__DATASET__

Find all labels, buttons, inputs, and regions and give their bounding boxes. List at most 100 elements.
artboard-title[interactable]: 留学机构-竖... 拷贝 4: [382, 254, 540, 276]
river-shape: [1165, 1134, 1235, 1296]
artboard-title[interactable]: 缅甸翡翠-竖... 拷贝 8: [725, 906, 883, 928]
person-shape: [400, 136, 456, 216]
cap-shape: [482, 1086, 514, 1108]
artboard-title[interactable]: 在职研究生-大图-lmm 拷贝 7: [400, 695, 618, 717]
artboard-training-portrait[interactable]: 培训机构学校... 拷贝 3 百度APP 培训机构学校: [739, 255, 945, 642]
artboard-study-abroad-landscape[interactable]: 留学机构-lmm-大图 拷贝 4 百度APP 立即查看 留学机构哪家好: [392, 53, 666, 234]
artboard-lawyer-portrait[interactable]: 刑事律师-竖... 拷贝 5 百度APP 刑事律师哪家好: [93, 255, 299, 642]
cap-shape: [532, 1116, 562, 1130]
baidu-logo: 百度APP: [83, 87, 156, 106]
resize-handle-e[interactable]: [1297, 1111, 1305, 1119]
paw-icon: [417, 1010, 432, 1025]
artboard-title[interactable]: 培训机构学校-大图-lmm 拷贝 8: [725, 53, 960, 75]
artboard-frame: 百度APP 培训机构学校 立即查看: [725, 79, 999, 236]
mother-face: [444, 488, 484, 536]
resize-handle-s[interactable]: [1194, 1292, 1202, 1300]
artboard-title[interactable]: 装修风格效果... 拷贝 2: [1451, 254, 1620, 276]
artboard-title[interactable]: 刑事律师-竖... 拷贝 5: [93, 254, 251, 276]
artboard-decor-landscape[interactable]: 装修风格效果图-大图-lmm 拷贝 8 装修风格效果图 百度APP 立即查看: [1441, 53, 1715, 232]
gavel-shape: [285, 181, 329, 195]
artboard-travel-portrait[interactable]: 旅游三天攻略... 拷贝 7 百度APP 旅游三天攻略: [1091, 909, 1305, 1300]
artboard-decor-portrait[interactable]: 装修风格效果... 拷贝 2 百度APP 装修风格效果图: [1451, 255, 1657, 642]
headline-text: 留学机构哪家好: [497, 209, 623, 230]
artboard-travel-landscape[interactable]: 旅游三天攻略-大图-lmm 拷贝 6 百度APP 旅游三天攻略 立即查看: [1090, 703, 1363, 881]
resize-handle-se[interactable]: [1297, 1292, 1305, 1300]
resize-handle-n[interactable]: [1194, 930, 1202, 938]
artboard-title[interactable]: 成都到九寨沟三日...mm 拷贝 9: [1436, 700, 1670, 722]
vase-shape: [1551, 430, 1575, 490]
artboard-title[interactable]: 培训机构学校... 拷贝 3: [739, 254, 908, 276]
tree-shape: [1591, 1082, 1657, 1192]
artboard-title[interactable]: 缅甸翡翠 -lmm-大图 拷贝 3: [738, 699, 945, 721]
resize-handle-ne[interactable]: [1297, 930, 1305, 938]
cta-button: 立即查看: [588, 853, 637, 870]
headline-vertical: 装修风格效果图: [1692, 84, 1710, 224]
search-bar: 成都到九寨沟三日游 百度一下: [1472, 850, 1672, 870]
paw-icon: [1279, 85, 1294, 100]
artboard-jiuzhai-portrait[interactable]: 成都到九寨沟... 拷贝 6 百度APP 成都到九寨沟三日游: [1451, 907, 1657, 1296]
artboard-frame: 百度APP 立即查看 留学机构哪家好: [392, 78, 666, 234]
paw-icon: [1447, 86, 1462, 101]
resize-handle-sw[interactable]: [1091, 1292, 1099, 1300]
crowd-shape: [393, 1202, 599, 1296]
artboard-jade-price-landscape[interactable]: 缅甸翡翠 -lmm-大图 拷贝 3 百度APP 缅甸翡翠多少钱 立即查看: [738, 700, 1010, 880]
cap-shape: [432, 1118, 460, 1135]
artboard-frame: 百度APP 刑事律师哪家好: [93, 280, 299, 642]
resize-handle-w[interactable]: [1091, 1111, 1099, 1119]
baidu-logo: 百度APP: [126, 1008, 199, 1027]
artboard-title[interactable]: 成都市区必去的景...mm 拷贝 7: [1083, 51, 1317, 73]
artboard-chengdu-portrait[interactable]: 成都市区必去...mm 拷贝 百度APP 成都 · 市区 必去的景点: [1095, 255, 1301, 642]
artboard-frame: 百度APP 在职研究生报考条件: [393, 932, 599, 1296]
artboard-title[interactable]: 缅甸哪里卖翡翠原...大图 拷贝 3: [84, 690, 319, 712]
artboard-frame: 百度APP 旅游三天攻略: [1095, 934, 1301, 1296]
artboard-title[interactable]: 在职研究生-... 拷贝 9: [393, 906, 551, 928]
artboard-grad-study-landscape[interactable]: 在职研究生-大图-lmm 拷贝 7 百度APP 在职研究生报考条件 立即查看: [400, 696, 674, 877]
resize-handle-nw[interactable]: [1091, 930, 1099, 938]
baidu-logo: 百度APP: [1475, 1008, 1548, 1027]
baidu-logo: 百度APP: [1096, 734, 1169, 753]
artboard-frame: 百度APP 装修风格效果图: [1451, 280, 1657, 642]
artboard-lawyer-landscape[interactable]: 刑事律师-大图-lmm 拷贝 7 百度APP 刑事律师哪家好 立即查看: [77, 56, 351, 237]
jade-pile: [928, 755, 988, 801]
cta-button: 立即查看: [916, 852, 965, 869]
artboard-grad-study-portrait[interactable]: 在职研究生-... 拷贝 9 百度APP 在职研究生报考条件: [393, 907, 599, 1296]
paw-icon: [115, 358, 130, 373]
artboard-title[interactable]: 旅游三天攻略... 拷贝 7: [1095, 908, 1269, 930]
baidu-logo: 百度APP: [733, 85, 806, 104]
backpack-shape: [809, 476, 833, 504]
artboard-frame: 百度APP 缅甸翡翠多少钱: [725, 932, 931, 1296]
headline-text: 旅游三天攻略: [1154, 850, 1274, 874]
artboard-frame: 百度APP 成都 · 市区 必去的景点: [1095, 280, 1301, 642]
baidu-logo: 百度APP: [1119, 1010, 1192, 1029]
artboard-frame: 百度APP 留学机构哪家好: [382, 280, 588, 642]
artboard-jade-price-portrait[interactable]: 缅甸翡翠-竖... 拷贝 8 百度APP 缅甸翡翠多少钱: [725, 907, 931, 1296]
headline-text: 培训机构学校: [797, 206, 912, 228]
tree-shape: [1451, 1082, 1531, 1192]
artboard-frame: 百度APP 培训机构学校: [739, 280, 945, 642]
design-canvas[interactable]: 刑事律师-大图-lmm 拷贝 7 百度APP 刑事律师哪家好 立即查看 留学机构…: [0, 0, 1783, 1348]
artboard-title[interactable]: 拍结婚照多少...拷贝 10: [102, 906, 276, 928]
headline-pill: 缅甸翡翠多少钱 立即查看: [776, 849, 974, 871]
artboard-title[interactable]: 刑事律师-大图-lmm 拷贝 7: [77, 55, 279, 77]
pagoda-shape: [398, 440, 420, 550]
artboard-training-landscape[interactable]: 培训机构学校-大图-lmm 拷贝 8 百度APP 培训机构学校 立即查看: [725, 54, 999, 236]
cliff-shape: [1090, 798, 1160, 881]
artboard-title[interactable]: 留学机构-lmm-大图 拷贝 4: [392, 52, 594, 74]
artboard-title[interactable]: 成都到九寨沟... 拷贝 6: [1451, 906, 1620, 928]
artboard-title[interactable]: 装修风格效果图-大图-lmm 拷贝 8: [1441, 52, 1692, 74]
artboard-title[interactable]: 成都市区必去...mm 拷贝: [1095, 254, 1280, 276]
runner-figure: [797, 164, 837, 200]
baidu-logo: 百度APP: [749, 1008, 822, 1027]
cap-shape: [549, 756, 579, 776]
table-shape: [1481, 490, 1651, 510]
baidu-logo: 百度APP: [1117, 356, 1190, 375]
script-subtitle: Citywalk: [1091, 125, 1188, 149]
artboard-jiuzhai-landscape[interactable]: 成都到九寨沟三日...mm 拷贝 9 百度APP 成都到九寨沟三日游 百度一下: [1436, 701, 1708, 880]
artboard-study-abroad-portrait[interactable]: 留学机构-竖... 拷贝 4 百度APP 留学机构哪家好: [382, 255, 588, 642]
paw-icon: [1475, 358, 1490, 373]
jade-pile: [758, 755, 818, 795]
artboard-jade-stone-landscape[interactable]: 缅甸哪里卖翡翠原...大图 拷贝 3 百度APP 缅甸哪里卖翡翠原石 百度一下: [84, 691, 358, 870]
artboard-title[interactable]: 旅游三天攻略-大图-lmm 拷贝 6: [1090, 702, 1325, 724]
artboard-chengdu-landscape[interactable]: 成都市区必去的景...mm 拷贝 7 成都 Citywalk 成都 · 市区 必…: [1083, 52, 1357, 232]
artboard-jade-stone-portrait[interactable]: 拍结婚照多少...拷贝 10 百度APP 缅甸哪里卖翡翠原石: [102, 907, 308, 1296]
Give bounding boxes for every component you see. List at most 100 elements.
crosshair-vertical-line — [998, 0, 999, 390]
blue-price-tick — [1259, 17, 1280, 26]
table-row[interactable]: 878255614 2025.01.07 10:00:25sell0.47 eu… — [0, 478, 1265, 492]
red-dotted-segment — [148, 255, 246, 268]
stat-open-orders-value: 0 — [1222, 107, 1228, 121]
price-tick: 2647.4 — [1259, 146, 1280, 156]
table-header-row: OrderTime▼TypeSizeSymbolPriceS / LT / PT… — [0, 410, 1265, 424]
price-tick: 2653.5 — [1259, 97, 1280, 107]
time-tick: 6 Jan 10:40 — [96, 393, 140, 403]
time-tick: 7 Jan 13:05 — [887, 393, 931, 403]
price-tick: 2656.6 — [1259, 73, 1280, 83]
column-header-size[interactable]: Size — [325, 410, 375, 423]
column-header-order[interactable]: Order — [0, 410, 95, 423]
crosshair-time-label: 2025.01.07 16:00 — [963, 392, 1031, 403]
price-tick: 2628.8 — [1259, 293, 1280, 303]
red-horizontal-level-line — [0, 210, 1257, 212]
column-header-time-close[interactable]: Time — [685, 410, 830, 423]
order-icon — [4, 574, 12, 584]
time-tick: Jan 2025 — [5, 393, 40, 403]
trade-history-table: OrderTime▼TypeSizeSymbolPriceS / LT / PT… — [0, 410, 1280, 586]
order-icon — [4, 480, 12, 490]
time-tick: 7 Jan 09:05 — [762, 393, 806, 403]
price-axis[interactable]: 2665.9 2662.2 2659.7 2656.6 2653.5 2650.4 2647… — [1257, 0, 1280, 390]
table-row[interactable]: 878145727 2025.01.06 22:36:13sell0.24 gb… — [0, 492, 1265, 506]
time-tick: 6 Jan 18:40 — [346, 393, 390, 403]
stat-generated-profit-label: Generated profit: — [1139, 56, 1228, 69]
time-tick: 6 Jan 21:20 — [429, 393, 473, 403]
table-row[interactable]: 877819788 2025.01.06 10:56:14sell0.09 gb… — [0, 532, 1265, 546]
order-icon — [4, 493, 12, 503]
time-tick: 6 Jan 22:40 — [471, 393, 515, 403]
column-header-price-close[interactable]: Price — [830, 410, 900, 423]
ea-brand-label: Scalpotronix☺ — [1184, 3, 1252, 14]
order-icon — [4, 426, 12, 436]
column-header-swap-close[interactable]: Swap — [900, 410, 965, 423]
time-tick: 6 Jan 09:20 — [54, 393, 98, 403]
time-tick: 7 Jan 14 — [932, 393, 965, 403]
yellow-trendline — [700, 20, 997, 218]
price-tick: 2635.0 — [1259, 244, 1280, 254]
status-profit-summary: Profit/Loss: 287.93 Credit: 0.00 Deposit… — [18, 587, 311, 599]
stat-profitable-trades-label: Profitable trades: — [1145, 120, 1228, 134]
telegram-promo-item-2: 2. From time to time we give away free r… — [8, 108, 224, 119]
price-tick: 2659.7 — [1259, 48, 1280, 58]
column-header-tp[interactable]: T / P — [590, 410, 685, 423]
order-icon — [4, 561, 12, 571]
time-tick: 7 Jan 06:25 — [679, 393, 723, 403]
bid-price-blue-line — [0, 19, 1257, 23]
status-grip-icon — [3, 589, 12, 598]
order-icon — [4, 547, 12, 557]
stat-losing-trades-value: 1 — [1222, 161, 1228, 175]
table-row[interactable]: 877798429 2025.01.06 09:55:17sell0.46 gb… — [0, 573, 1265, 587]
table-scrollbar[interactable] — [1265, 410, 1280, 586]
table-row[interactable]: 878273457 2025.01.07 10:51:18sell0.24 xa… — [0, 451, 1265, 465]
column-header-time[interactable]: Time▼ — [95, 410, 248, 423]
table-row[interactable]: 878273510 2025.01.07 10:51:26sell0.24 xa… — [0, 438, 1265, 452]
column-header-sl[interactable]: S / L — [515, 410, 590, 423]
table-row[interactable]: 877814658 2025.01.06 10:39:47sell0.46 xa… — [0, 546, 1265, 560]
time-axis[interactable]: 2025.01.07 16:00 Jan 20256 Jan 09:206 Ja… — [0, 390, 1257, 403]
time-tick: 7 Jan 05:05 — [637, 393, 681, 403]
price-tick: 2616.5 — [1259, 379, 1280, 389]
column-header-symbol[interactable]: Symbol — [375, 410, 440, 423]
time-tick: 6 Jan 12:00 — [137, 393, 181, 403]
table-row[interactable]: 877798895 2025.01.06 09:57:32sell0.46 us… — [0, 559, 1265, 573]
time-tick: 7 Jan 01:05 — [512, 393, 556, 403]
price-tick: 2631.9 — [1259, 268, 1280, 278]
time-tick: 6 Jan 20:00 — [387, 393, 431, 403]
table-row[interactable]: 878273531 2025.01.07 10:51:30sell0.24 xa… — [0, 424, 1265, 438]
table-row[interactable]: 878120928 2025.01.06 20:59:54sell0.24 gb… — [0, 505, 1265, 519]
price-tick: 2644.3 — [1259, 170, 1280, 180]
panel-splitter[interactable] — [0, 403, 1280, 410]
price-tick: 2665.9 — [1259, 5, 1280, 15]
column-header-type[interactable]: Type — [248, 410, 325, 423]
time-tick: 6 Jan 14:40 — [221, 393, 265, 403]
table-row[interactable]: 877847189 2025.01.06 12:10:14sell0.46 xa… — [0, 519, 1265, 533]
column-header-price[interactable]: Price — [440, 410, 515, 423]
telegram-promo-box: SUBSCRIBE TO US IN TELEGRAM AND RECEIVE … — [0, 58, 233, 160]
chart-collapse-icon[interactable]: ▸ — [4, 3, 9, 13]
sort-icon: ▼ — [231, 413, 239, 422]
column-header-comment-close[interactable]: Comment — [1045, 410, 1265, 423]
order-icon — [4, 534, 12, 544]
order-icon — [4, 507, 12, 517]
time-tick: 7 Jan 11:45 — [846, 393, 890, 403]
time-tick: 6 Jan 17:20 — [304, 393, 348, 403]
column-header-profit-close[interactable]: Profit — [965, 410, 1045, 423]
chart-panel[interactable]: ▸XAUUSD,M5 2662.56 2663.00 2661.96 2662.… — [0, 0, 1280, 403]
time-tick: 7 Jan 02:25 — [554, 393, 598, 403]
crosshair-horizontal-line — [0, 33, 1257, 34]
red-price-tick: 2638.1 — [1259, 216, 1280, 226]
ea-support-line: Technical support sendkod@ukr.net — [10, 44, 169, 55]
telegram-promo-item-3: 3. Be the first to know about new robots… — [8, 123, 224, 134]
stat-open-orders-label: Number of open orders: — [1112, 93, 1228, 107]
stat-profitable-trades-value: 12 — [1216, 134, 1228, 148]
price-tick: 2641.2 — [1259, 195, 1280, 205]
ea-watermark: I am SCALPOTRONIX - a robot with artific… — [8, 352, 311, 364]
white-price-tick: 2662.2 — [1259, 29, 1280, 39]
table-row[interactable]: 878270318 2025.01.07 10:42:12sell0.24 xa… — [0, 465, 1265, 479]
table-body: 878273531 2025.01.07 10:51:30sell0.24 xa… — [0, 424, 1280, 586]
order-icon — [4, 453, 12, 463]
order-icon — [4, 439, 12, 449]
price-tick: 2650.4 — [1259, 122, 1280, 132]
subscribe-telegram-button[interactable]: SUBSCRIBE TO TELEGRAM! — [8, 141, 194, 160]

__SHORT TASK__
Turn the data into a numbered list, starting at its first line and ending at the line that contains "artboard-training-portrait[interactable]: 培训机构学校... 拷贝", with blank lines left out.

__SOLUTION TO THE PROBLEM__
1. Find all labels, buttons, inputs, and regions and give their bounding boxes. List at most 100 elements.
2. artboard-title[interactable]: 留学机构-竖... 拷贝 4: [382, 254, 540, 276]
3. river-shape: [1165, 1134, 1235, 1296]
4. artboard-title[interactable]: 缅甸翡翠-竖... 拷贝 8: [725, 906, 883, 928]
5. person-shape: [400, 136, 456, 216]
6. cap-shape: [482, 1086, 514, 1108]
7. artboard-title[interactable]: 在职研究生-大图-lmm 拷贝 7: [400, 695, 618, 717]
8. artboard-training-portrait[interactable]: 培训机构学校... 拷贝 3 百度APP 培训机构学校: [739, 255, 945, 642]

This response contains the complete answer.